§ Exercise inputs:
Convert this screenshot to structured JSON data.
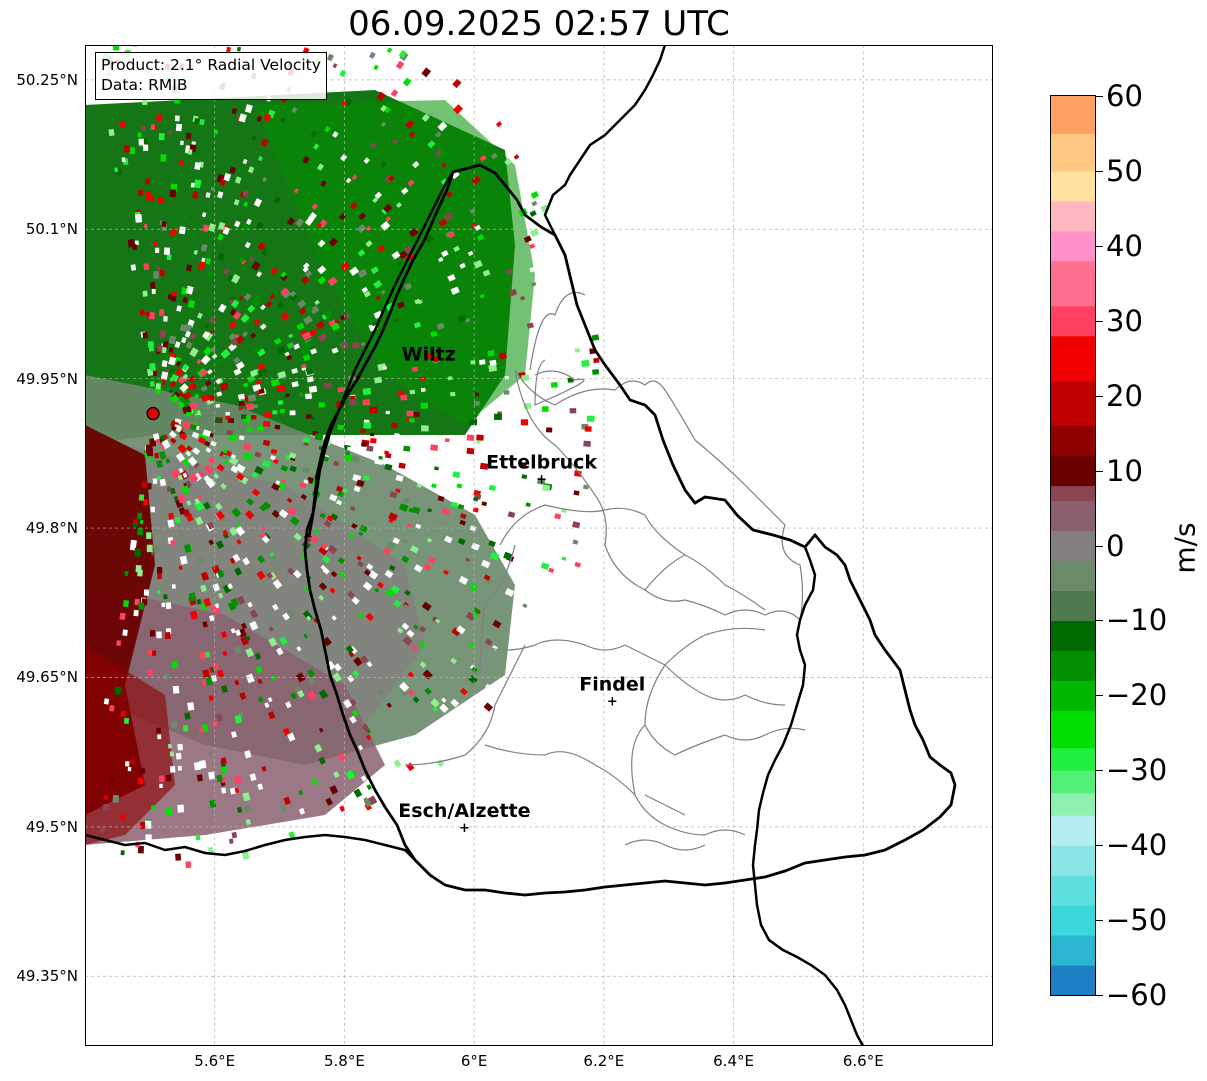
{
  "title": "06.09.2025 02:57 UTC",
  "info_box": {
    "product": "Product: 2.1° Radial Velocity",
    "data": "Data: RMIB"
  },
  "map": {
    "lon_range": [
      5.4,
      6.8
    ],
    "lat_range": [
      49.28,
      50.285
    ],
    "radar_site": {
      "lon": 5.505,
      "lat": 49.915,
      "color": "#e00000"
    },
    "latitude_ticks": [
      {
        "lat": 50.25,
        "label": "50.25°N"
      },
      {
        "lat": 50.1,
        "label": "50.1°N"
      },
      {
        "lat": 49.95,
        "label": "49.95°N"
      },
      {
        "lat": 49.8,
        "label": "49.8°N"
      },
      {
        "lat": 49.65,
        "label": "49.65°N"
      },
      {
        "lat": 49.5,
        "label": "49.5°N"
      },
      {
        "lat": 49.35,
        "label": "49.35°N"
      }
    ],
    "longitude_ticks": [
      {
        "lon": 5.6,
        "label": "5.6°E"
      },
      {
        "lon": 5.8,
        "label": "5.8°E"
      },
      {
        "lon": 6.0,
        "label": "6°E"
      },
      {
        "lon": 6.2,
        "label": "6.2°E"
      },
      {
        "lon": 6.4,
        "label": "6.4°E"
      },
      {
        "lon": 6.6,
        "label": "6.6°E"
      }
    ],
    "cities": [
      {
        "name": "Wiltz",
        "lon": 5.93,
        "lat": 49.968,
        "marker": false
      },
      {
        "name": "Ettelbruck",
        "lon": 6.104,
        "lat": 49.85,
        "marker": true
      },
      {
        "name": "Findel",
        "lon": 6.213,
        "lat": 49.627,
        "marker": true
      },
      {
        "name": "Esch/Alzette",
        "lon": 5.985,
        "lat": 49.5,
        "marker": true
      }
    ]
  },
  "colorbar": {
    "unit": "m/s",
    "ticks": [
      {
        "value": 60,
        "label": "60"
      },
      {
        "value": 50,
        "label": "50"
      },
      {
        "value": 40,
        "label": "40"
      },
      {
        "value": 30,
        "label": "30"
      },
      {
        "value": 20,
        "label": "20"
      },
      {
        "value": 10,
        "label": "10"
      },
      {
        "value": 0,
        "label": "0"
      },
      {
        "value": -10,
        "label": "−10"
      },
      {
        "value": -20,
        "label": "−20"
      },
      {
        "value": -30,
        "label": "−30"
      },
      {
        "value": -40,
        "label": "−40"
      },
      {
        "value": -50,
        "label": "−50"
      },
      {
        "value": -60,
        "label": "−60"
      }
    ],
    "range": [
      -60,
      60
    ],
    "color_stops": [
      {
        "from": -60,
        "to": -56,
        "color": "#1f7fc4"
      },
      {
        "from": -56,
        "to": -52,
        "color": "#2ab5d0"
      },
      {
        "from": -52,
        "to": -48,
        "color": "#3ad8dc"
      },
      {
        "from": -48,
        "to": -44,
        "color": "#5ee0e0"
      },
      {
        "from": -44,
        "to": -40,
        "color": "#8ae6e6"
      },
      {
        "from": -40,
        "to": -36,
        "color": "#b4eef0"
      },
      {
        "from": -36,
        "to": -33,
        "color": "#8ff0b0"
      },
      {
        "from": -33,
        "to": -30,
        "color": "#55f07a"
      },
      {
        "from": -30,
        "to": -27,
        "color": "#22f040"
      },
      {
        "from": -27,
        "to": -22,
        "color": "#00e000"
      },
      {
        "from": -22,
        "to": -18,
        "color": "#00b800"
      },
      {
        "from": -18,
        "to": -14,
        "color": "#009000"
      },
      {
        "from": -14,
        "to": -10,
        "color": "#006a00"
      },
      {
        "from": -10,
        "to": -6,
        "color": "#4f7a4f"
      },
      {
        "from": -6,
        "to": -2,
        "color": "#6a8a6a"
      },
      {
        "from": -2,
        "to": 2,
        "color": "#848080"
      },
      {
        "from": 2,
        "to": 6,
        "color": "#8a6070"
      },
      {
        "from": 6,
        "to": 8,
        "color": "#8a4550"
      },
      {
        "from": 8,
        "to": 12,
        "color": "#6a0000"
      },
      {
        "from": 12,
        "to": 16,
        "color": "#900000"
      },
      {
        "from": 16,
        "to": 22,
        "color": "#c00000"
      },
      {
        "from": 22,
        "to": 28,
        "color": "#f00000"
      },
      {
        "from": 28,
        "to": 32,
        "color": "#ff4060"
      },
      {
        "from": 32,
        "to": 38,
        "color": "#ff7090"
      },
      {
        "from": 38,
        "to": 42,
        "color": "#ff90c8"
      },
      {
        "from": 42,
        "to": 46,
        "color": "#ffb8c0"
      },
      {
        "from": 46,
        "to": 50,
        "color": "#ffe2a0"
      },
      {
        "from": 50,
        "to": 55,
        "color": "#ffc884"
      },
      {
        "from": 55,
        "to": 60,
        "color": "#ffa060"
      }
    ]
  }
}
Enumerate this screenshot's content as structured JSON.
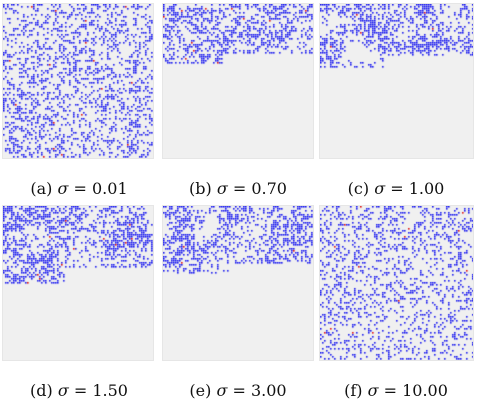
{
  "colors": {
    "background": "#f0f0f0",
    "dot_primary": "#1c1cf0",
    "dot_accent": "#e01010"
  },
  "panels": [
    {
      "tag": "(a)",
      "symbol": "σ",
      "equals": "=",
      "value": "0.01",
      "sigma": 0.01
    },
    {
      "tag": "(b)",
      "symbol": "σ",
      "equals": "=",
      "value": "0.70",
      "sigma": 0.7
    },
    {
      "tag": "(c)",
      "symbol": "σ",
      "equals": "=",
      "value": "1.00",
      "sigma": 1.0
    },
    {
      "tag": "(d)",
      "symbol": "σ",
      "equals": "=",
      "value": "1.50",
      "sigma": 1.5
    },
    {
      "tag": "(e)",
      "symbol": "σ",
      "equals": "=",
      "value": "3.00",
      "sigma": 3.0
    },
    {
      "tag": "(f)",
      "symbol": "σ",
      "equals": "=",
      "value": "10.00",
      "sigma": 10.0
    }
  ]
}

§ Problem statement:
Copy every line of the data exactly as written, excluding the pictures.

§ Correct answer:
Convert this screenshot to structured JSON data.
{
  "title": "06.09.2025 02:57 UTC",
  "info_box": {
    "product": "Product: 2.1° Radial Velocity",
    "data": "Data: RMIB"
  },
  "map": {
    "lon_range": [
      5.4,
      6.8
    ],
    "lat_range": [
      49.28,
      50.285
    ],
    "radar_site": {
      "lon": 5.505,
      "lat": 49.915,
      "color": "#e00000"
    },
    "latitude_ticks": [
      {
        "lat": 50.25,
        "label": "50.25°N"
      },
      {
        "lat": 50.1,
        "label": "50.1°N"
      },
      {
        "lat": 49.95,
        "label": "49.95°N"
      },
      {
        "lat": 49.8,
        "label": "49.8°N"
      },
      {
        "lat": 49.65,
        "label": "49.65°N"
      },
      {
        "lat": 49.5,
        "label": "49.5°N"
      },
      {
        "lat": 49.35,
        "label": "49.35°N"
      }
    ],
    "longitude_ticks": [
      {
        "lon": 5.6,
        "label": "5.6°E"
      },
      {
        "lon": 5.8,
        "label": "5.8°E"
      },
      {
        "lon": 6.0,
        "label": "6°E"
      },
      {
        "lon": 6.2,
        "label": "6.2°E"
      },
      {
        "lon": 6.4,
        "label": "6.4°E"
      },
      {
        "lon": 6.6,
        "label": "6.6°E"
      }
    ],
    "cities": [
      {
        "name": "Wiltz",
        "lon": 5.93,
        "lat": 49.968,
        "marker": false
      },
      {
        "name": "Ettelbruck",
        "lon": 6.104,
        "lat": 49.85,
        "marker": true
      },
      {
        "name": "Findel",
        "lon": 6.213,
        "lat": 49.627,
        "marker": true
      },
      {
        "name": "Esch/Alzette",
        "lon": 5.985,
        "lat": 49.5,
        "marker": true
      }
    ]
  },
  "colorbar": {
    "unit": "m/s",
    "ticks": [
      {
        "value": 60,
        "label": "60"
      },
      {
        "value": 50,
        "label": "50"
      },
      {
        "value": 40,
        "label": "40"
      },
      {
        "value": 30,
        "label": "30"
      },
      {
        "value": 20,
        "label": "20"
      },
      {
        "value": 10,
        "label": "10"
      },
      {
        "value": 0,
        "label": "0"
      },
      {
        "value": -10,
        "label": "−10"
      },
      {
        "value": -20,
        "label": "−20"
      },
      {
        "value": -30,
        "label": "−30"
      },
      {
        "value": -40,
        "label": "−40"
      },
      {
        "value": -50,
        "label": "−50"
      },
      {
        "value": -60,
        "label": "−60"
      }
    ],
    "range": [
      -60,
      60
    ],
    "color_stops": [
      {
        "from": -60,
        "to": -56,
        "color": "#1f7fc4"
      },
      {
        "from": -56,
        "to": -52,
        "color": "#2ab5d0"
      },
      {
        "from": -52,
        "to": -48,
        "color": "#3ad8dc"
      },
      {
        "from": -48,
        "to": -44,
        "color": "#5ee0e0"
      },
      {
        "from": -44,
        "to": -40,
        "color": "#8ae6e6"
      },
      {
        "from": -40,
        "to": -36,
        "color": "#b4eef0"
      },
      {
        "from": -36,
        "to": -33,
        "color": "#8ff0b0"
      },
      {
        "from": -33,
        "to": -30,
        "color": "#55f07a"
      },
      {
        "from": -30,
        "to": -27,
        "color": "#22f040"
      },
      {
        "from": -27,
        "to": -22,
        "color": "#00e000"
      },
      {
        "from": -22,
        "to": -18,
        "color": "#00b800"
      },
      {
        "from": -18,
        "to": -14,
        "color": "#009000"
      },
      {
        "from": -14,
        "to": -10,
        "color": "#006a00"
      },
      {
        "from": -10,
        "to": -6,
        "color": "#4f7a4f"
      },
      {
        "from": -6,
        "to": -2,
        "color": "#6a8a6a"
      },
      {
        "from": -2,
        "to": 2,
        "color": "#848080"
      },
      {
        "from": 2,
        "to": 6,
        "color": "#8a6070"
      },
      {
        "from": 6,
        "to": 8,
        "color": "#8a4550"
      },
      {
        "from": 8,
        "to": 12,
        "color": "#6a0000"
      },
      {
        "from": 12,
        "to": 16,
        "color": "#900000"
      },
      {
        "from": 16,
        "to": 22,
        "color": "#c00000"
      },
      {
        "from": 22,
        "to": 28,
        "color": "#f00000"
      },
      {
        "from": 28,
        "to": 32,
        "color": "#ff4060"
      },
      {
        "from": 32,
        "to": 38,
        "color": "#ff7090"
      },
      {
        "from": 38,
        "to": 42,
        "color": "#ff90c8"
      },
      {
        "from": 42,
        "to": 46,
        "color": "#ffb8c0"
      },
      {
        "from": 46,
        "to": 50,
        "color": "#ffe2a0"
      },
      {
        "from": 50,
        "to": 55,
        "color": "#ffc884"
      },
      {
        "from": 55,
        "to": 60,
        "color": "#ffa060"
      }
    ]
  }
}
Enumerate this screenshot's content as structured JSON.
{
  "colors": {
    "background": "#f0f0f0",
    "dot_primary": "#1c1cf0",
    "dot_accent": "#e01010"
  },
  "panels": [
    {
      "tag": "(a)",
      "symbol": "σ",
      "equals": "=",
      "value": "0.01",
      "sigma": 0.01
    },
    {
      "tag": "(b)",
      "symbol": "σ",
      "equals": "=",
      "value": "0.70",
      "sigma": 0.7
    },
    {
      "tag": "(c)",
      "symbol": "σ",
      "equals": "=",
      "value": "1.00",
      "sigma": 1.0
    },
    {
      "tag": "(d)",
      "symbol": "σ",
      "equals": "=",
      "value": "1.50",
      "sigma": 1.5
    },
    {
      "tag": "(e)",
      "symbol": "σ",
      "equals": "=",
      "value": "3.00",
      "sigma": 3.0
    },
    {
      "tag": "(f)",
      "symbol": "σ",
      "equals": "=",
      "value": "10.00",
      "sigma": 10.0
    }
  ]
}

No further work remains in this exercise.